- _Exercise_: Reproduce all of the data below without alteration; exclude every picture.
--- start Input for this task ---
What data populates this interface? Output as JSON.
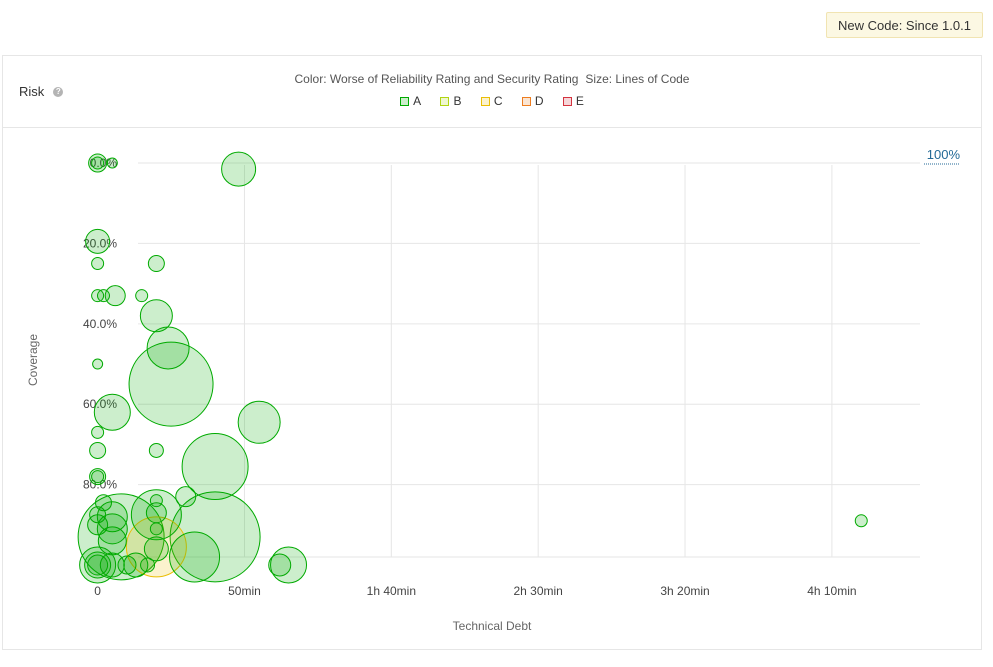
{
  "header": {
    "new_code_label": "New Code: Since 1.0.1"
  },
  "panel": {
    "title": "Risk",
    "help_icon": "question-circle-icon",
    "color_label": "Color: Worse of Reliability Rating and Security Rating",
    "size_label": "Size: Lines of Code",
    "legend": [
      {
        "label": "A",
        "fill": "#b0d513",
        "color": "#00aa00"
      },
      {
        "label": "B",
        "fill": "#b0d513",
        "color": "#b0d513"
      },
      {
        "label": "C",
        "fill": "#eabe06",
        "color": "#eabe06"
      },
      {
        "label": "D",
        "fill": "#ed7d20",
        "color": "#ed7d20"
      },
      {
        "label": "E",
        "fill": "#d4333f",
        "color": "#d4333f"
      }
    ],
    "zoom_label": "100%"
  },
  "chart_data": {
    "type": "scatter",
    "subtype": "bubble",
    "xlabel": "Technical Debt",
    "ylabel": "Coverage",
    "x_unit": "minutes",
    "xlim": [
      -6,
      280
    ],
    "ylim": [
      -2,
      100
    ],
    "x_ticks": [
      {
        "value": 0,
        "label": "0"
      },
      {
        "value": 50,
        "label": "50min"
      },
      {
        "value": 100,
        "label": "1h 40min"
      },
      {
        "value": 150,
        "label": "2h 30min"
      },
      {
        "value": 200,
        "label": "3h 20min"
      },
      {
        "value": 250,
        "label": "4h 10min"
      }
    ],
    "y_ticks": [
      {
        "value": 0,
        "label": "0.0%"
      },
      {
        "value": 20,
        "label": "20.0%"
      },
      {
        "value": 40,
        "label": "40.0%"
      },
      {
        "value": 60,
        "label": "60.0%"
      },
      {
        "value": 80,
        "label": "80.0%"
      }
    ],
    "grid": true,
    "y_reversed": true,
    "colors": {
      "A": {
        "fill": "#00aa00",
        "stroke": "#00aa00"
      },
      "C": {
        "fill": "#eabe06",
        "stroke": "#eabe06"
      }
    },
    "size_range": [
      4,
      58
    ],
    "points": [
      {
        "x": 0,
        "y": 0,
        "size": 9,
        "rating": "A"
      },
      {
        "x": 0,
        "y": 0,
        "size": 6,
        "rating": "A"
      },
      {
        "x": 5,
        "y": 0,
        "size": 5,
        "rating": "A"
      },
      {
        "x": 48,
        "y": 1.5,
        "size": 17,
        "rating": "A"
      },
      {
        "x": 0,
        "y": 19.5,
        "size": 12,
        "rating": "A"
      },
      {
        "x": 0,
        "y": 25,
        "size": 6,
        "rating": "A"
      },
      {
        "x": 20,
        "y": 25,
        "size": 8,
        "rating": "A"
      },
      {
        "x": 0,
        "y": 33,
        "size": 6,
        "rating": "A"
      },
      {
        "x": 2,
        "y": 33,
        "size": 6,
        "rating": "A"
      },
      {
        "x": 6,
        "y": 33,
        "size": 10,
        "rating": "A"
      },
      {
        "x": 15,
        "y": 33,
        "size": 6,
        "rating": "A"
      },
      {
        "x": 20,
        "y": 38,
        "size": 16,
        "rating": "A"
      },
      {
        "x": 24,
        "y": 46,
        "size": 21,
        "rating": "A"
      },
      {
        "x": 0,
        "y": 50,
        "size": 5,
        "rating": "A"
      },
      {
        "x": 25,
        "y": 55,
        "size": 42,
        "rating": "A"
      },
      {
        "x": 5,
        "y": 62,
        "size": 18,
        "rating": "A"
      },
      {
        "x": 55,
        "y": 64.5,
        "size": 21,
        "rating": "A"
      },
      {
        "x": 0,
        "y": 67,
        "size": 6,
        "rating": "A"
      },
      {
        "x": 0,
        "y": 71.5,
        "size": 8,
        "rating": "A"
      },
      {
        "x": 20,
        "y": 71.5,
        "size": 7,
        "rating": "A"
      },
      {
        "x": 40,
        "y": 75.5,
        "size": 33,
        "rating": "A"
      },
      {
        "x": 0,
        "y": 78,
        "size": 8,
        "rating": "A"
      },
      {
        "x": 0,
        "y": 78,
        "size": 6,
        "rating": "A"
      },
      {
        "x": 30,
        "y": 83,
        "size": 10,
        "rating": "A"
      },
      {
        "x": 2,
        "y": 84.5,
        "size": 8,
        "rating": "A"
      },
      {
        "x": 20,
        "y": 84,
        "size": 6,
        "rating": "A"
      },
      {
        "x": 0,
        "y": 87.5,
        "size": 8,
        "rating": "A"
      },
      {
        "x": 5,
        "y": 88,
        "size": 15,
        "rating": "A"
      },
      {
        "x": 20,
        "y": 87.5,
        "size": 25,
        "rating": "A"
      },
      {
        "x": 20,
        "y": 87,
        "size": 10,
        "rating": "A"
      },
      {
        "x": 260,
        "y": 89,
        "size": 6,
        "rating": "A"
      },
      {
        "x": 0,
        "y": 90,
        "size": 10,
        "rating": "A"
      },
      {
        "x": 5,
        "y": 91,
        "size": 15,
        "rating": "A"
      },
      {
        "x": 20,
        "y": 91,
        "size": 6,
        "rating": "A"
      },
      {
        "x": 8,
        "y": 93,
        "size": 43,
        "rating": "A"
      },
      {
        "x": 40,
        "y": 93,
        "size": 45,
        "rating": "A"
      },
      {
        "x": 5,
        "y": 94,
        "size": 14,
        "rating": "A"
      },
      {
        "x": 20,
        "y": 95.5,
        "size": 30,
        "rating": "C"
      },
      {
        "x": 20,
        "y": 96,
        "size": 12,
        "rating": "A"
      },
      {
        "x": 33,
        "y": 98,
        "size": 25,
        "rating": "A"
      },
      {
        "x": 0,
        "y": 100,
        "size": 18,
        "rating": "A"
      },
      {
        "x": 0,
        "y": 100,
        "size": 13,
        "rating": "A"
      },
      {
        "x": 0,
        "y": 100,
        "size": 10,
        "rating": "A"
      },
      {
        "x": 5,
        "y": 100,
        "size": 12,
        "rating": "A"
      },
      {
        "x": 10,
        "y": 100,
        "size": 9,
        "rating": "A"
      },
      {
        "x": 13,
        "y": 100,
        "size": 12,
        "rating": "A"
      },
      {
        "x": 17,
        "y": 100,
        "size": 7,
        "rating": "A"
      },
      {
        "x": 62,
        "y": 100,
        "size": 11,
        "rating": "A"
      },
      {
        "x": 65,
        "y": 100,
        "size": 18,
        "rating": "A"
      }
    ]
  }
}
--- end Input for this task ---
- _Result for this task_:
What data populates this interface? Output as JSON.
{
  "header": {
    "new_code_label": "New Code: Since 1.0.1"
  },
  "panel": {
    "title": "Risk",
    "help_icon": "question-circle-icon",
    "color_label": "Color: Worse of Reliability Rating and Security Rating",
    "size_label": "Size: Lines of Code",
    "legend": [
      {
        "label": "A",
        "fill": "#b0d513",
        "color": "#00aa00"
      },
      {
        "label": "B",
        "fill": "#b0d513",
        "color": "#b0d513"
      },
      {
        "label": "C",
        "fill": "#eabe06",
        "color": "#eabe06"
      },
      {
        "label": "D",
        "fill": "#ed7d20",
        "color": "#ed7d20"
      },
      {
        "label": "E",
        "fill": "#d4333f",
        "color": "#d4333f"
      }
    ],
    "zoom_label": "100%"
  },
  "chart_data": {
    "type": "scatter",
    "subtype": "bubble",
    "xlabel": "Technical Debt",
    "ylabel": "Coverage",
    "x_unit": "minutes",
    "xlim": [
      -6,
      280
    ],
    "ylim": [
      -2,
      100
    ],
    "x_ticks": [
      {
        "value": 0,
        "label": "0"
      },
      {
        "value": 50,
        "label": "50min"
      },
      {
        "value": 100,
        "label": "1h 40min"
      },
      {
        "value": 150,
        "label": "2h 30min"
      },
      {
        "value": 200,
        "label": "3h 20min"
      },
      {
        "value": 250,
        "label": "4h 10min"
      }
    ],
    "y_ticks": [
      {
        "value": 0,
        "label": "0.0%"
      },
      {
        "value": 20,
        "label": "20.0%"
      },
      {
        "value": 40,
        "label": "40.0%"
      },
      {
        "value": 60,
        "label": "60.0%"
      },
      {
        "value": 80,
        "label": "80.0%"
      }
    ],
    "grid": true,
    "y_reversed": true,
    "colors": {
      "A": {
        "fill": "#00aa00",
        "stroke": "#00aa00"
      },
      "C": {
        "fill": "#eabe06",
        "stroke": "#eabe06"
      }
    },
    "size_range": [
      4,
      58
    ],
    "points": [
      {
        "x": 0,
        "y": 0,
        "size": 9,
        "rating": "A"
      },
      {
        "x": 0,
        "y": 0,
        "size": 6,
        "rating": "A"
      },
      {
        "x": 5,
        "y": 0,
        "size": 5,
        "rating": "A"
      },
      {
        "x": 48,
        "y": 1.5,
        "size": 17,
        "rating": "A"
      },
      {
        "x": 0,
        "y": 19.5,
        "size": 12,
        "rating": "A"
      },
      {
        "x": 0,
        "y": 25,
        "size": 6,
        "rating": "A"
      },
      {
        "x": 20,
        "y": 25,
        "size": 8,
        "rating": "A"
      },
      {
        "x": 0,
        "y": 33,
        "size": 6,
        "rating": "A"
      },
      {
        "x": 2,
        "y": 33,
        "size": 6,
        "rating": "A"
      },
      {
        "x": 6,
        "y": 33,
        "size": 10,
        "rating": "A"
      },
      {
        "x": 15,
        "y": 33,
        "size": 6,
        "rating": "A"
      },
      {
        "x": 20,
        "y": 38,
        "size": 16,
        "rating": "A"
      },
      {
        "x": 24,
        "y": 46,
        "size": 21,
        "rating": "A"
      },
      {
        "x": 0,
        "y": 50,
        "size": 5,
        "rating": "A"
      },
      {
        "x": 25,
        "y": 55,
        "size": 42,
        "rating": "A"
      },
      {
        "x": 5,
        "y": 62,
        "size": 18,
        "rating": "A"
      },
      {
        "x": 55,
        "y": 64.5,
        "size": 21,
        "rating": "A"
      },
      {
        "x": 0,
        "y": 67,
        "size": 6,
        "rating": "A"
      },
      {
        "x": 0,
        "y": 71.5,
        "size": 8,
        "rating": "A"
      },
      {
        "x": 20,
        "y": 71.5,
        "size": 7,
        "rating": "A"
      },
      {
        "x": 40,
        "y": 75.5,
        "size": 33,
        "rating": "A"
      },
      {
        "x": 0,
        "y": 78,
        "size": 8,
        "rating": "A"
      },
      {
        "x": 0,
        "y": 78,
        "size": 6,
        "rating": "A"
      },
      {
        "x": 30,
        "y": 83,
        "size": 10,
        "rating": "A"
      },
      {
        "x": 2,
        "y": 84.5,
        "size": 8,
        "rating": "A"
      },
      {
        "x": 20,
        "y": 84,
        "size": 6,
        "rating": "A"
      },
      {
        "x": 0,
        "y": 87.5,
        "size": 8,
        "rating": "A"
      },
      {
        "x": 5,
        "y": 88,
        "size": 15,
        "rating": "A"
      },
      {
        "x": 20,
        "y": 87.5,
        "size": 25,
        "rating": "A"
      },
      {
        "x": 20,
        "y": 87,
        "size": 10,
        "rating": "A"
      },
      {
        "x": 260,
        "y": 89,
        "size": 6,
        "rating": "A"
      },
      {
        "x": 0,
        "y": 90,
        "size": 10,
        "rating": "A"
      },
      {
        "x": 5,
        "y": 91,
        "size": 15,
        "rating": "A"
      },
      {
        "x": 20,
        "y": 91,
        "size": 6,
        "rating": "A"
      },
      {
        "x": 8,
        "y": 93,
        "size": 43,
        "rating": "A"
      },
      {
        "x": 40,
        "y": 93,
        "size": 45,
        "rating": "A"
      },
      {
        "x": 5,
        "y": 94,
        "size": 14,
        "rating": "A"
      },
      {
        "x": 20,
        "y": 95.5,
        "size": 30,
        "rating": "C"
      },
      {
        "x": 20,
        "y": 96,
        "size": 12,
        "rating": "A"
      },
      {
        "x": 33,
        "y": 98,
        "size": 25,
        "rating": "A"
      },
      {
        "x": 0,
        "y": 100,
        "size": 18,
        "rating": "A"
      },
      {
        "x": 0,
        "y": 100,
        "size": 13,
        "rating": "A"
      },
      {
        "x": 0,
        "y": 100,
        "size": 10,
        "rating": "A"
      },
      {
        "x": 5,
        "y": 100,
        "size": 12,
        "rating": "A"
      },
      {
        "x": 10,
        "y": 100,
        "size": 9,
        "rating": "A"
      },
      {
        "x": 13,
        "y": 100,
        "size": 12,
        "rating": "A"
      },
      {
        "x": 17,
        "y": 100,
        "size": 7,
        "rating": "A"
      },
      {
        "x": 62,
        "y": 100,
        "size": 11,
        "rating": "A"
      },
      {
        "x": 65,
        "y": 100,
        "size": 18,
        "rating": "A"
      }
    ]
  }
}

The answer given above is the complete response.